RECORD LIST:
• • • •
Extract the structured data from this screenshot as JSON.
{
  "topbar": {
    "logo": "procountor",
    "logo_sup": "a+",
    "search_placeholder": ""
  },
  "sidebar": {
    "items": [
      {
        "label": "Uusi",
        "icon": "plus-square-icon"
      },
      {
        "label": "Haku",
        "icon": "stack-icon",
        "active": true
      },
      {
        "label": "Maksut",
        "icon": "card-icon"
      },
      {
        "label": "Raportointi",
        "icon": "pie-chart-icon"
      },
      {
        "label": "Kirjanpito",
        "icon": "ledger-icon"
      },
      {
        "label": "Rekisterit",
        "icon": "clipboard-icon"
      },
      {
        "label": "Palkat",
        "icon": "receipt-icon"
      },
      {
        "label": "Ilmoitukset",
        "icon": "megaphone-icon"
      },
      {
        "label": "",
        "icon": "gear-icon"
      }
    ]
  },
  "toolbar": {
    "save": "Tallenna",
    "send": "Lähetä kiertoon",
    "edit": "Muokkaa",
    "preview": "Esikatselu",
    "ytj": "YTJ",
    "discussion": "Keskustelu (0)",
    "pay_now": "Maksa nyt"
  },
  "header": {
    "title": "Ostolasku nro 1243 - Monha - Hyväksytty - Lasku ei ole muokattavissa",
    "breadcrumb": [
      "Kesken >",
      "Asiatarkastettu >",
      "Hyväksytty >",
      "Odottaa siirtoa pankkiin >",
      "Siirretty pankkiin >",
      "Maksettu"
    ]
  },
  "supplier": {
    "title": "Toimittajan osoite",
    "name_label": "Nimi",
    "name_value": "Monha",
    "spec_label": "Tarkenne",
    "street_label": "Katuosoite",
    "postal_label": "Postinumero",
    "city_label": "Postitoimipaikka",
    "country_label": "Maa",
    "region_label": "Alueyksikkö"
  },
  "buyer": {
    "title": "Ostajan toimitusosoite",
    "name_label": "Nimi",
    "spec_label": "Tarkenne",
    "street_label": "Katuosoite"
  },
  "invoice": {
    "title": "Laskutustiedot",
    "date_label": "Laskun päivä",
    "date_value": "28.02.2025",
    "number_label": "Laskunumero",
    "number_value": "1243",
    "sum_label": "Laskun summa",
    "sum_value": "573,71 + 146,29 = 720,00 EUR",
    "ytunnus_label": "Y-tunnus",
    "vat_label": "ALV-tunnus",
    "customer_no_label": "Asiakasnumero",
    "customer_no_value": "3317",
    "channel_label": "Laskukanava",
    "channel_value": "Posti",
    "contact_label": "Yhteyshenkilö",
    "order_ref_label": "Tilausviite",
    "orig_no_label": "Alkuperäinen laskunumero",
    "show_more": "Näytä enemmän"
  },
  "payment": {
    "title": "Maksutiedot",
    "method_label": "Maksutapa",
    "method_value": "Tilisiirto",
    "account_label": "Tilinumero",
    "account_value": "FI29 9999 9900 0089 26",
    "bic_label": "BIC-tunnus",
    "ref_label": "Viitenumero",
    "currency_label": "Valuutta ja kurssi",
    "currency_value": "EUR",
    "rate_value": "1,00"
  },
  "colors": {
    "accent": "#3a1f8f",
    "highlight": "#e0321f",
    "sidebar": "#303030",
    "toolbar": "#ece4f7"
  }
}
• • • •
INSTRUCTION: From the entries, copy out each line containing the word "icon".

TASK RESPONSE:
        "icon": "plus-square-icon"
        "icon": "stack-icon",
        "icon": "card-icon"
        "icon": "pie-chart-icon"
        "icon": "ledger-icon"
        "icon": "clipboard-icon"
        "icon": "receipt-icon"
        "icon": "megaphone-icon"
        "icon": "gear-icon"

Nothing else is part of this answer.